--- Start RECORDS SHOWN ---

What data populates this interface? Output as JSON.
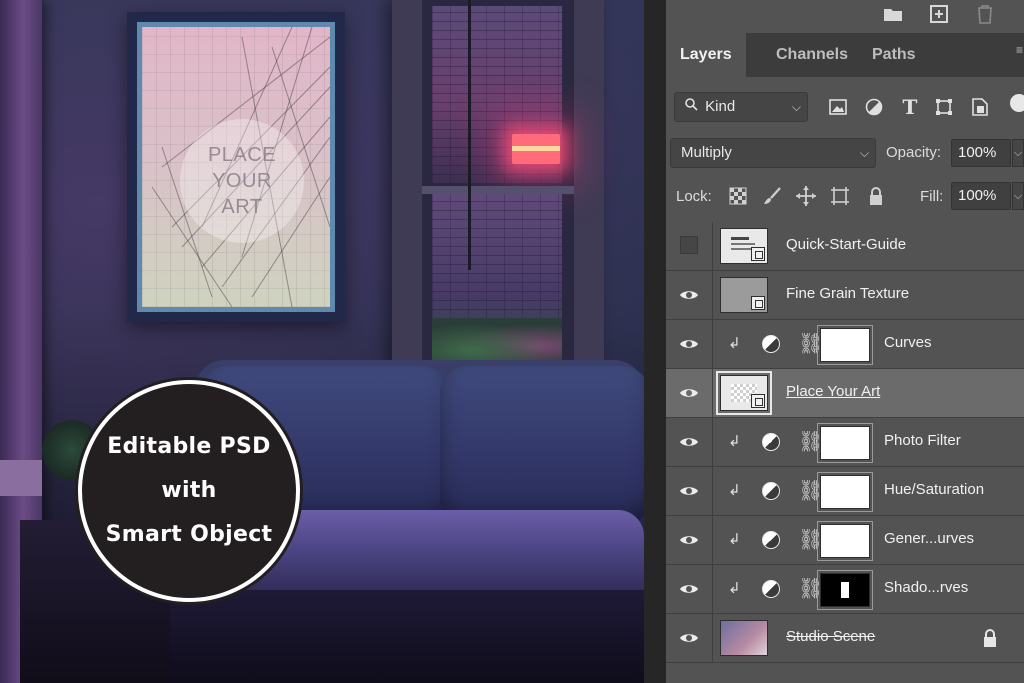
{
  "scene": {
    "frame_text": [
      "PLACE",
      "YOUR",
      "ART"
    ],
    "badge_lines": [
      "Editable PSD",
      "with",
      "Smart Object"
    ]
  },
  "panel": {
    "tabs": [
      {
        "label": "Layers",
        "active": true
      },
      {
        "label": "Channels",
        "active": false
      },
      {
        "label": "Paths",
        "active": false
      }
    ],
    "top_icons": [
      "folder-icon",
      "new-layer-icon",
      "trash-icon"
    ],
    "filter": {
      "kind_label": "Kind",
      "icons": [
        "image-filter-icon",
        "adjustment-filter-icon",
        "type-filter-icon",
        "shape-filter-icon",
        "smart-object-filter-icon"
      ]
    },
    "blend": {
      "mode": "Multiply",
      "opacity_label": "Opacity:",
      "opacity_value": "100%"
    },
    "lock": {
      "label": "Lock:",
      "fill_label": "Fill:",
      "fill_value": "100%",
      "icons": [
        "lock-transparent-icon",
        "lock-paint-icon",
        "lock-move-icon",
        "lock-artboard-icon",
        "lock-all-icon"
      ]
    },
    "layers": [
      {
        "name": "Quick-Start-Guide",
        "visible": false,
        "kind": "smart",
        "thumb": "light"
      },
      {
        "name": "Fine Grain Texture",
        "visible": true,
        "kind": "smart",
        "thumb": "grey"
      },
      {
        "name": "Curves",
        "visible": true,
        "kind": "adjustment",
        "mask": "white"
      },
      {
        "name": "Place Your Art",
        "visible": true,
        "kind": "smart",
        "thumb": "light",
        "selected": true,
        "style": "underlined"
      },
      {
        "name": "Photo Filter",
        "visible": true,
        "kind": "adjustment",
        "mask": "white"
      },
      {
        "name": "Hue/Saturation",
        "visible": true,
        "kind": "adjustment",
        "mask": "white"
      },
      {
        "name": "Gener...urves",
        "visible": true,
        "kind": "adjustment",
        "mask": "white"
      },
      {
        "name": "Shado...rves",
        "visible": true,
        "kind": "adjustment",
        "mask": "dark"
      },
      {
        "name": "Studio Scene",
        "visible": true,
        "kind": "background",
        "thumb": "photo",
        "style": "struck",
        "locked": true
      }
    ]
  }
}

--- End RECORDS SHOWN ---

Omit the pictures and restate the rest of the records verbatim.

What data populates this interface? Output as JSON.
{
  "scene": {
    "frame_text": [
      "PLACE",
      "YOUR",
      "ART"
    ],
    "badge_lines": [
      "Editable PSD",
      "with",
      "Smart Object"
    ]
  },
  "panel": {
    "tabs": [
      {
        "label": "Layers",
        "active": true
      },
      {
        "label": "Channels",
        "active": false
      },
      {
        "label": "Paths",
        "active": false
      }
    ],
    "top_icons": [
      "folder-icon",
      "new-layer-icon",
      "trash-icon"
    ],
    "filter": {
      "kind_label": "Kind",
      "icons": [
        "image-filter-icon",
        "adjustment-filter-icon",
        "type-filter-icon",
        "shape-filter-icon",
        "smart-object-filter-icon"
      ]
    },
    "blend": {
      "mode": "Multiply",
      "opacity_label": "Opacity:",
      "opacity_value": "100%"
    },
    "lock": {
      "label": "Lock:",
      "fill_label": "Fill:",
      "fill_value": "100%",
      "icons": [
        "lock-transparent-icon",
        "lock-paint-icon",
        "lock-move-icon",
        "lock-artboard-icon",
        "lock-all-icon"
      ]
    },
    "layers": [
      {
        "name": "Quick-Start-Guide",
        "visible": false,
        "kind": "smart",
        "thumb": "light"
      },
      {
        "name": "Fine Grain Texture",
        "visible": true,
        "kind": "smart",
        "thumb": "grey"
      },
      {
        "name": "Curves",
        "visible": true,
        "kind": "adjustment",
        "mask": "white"
      },
      {
        "name": "Place Your Art",
        "visible": true,
        "kind": "smart",
        "thumb": "light",
        "selected": true,
        "style": "underlined"
      },
      {
        "name": "Photo Filter",
        "visible": true,
        "kind": "adjustment",
        "mask": "white"
      },
      {
        "name": "Hue/Saturation",
        "visible": true,
        "kind": "adjustment",
        "mask": "white"
      },
      {
        "name": "Gener...urves",
        "visible": true,
        "kind": "adjustment",
        "mask": "white"
      },
      {
        "name": "Shado...rves",
        "visible": true,
        "kind": "adjustment",
        "mask": "dark"
      },
      {
        "name": "Studio Scene",
        "visible": true,
        "kind": "background",
        "thumb": "photo",
        "style": "struck",
        "locked": true
      }
    ]
  }
}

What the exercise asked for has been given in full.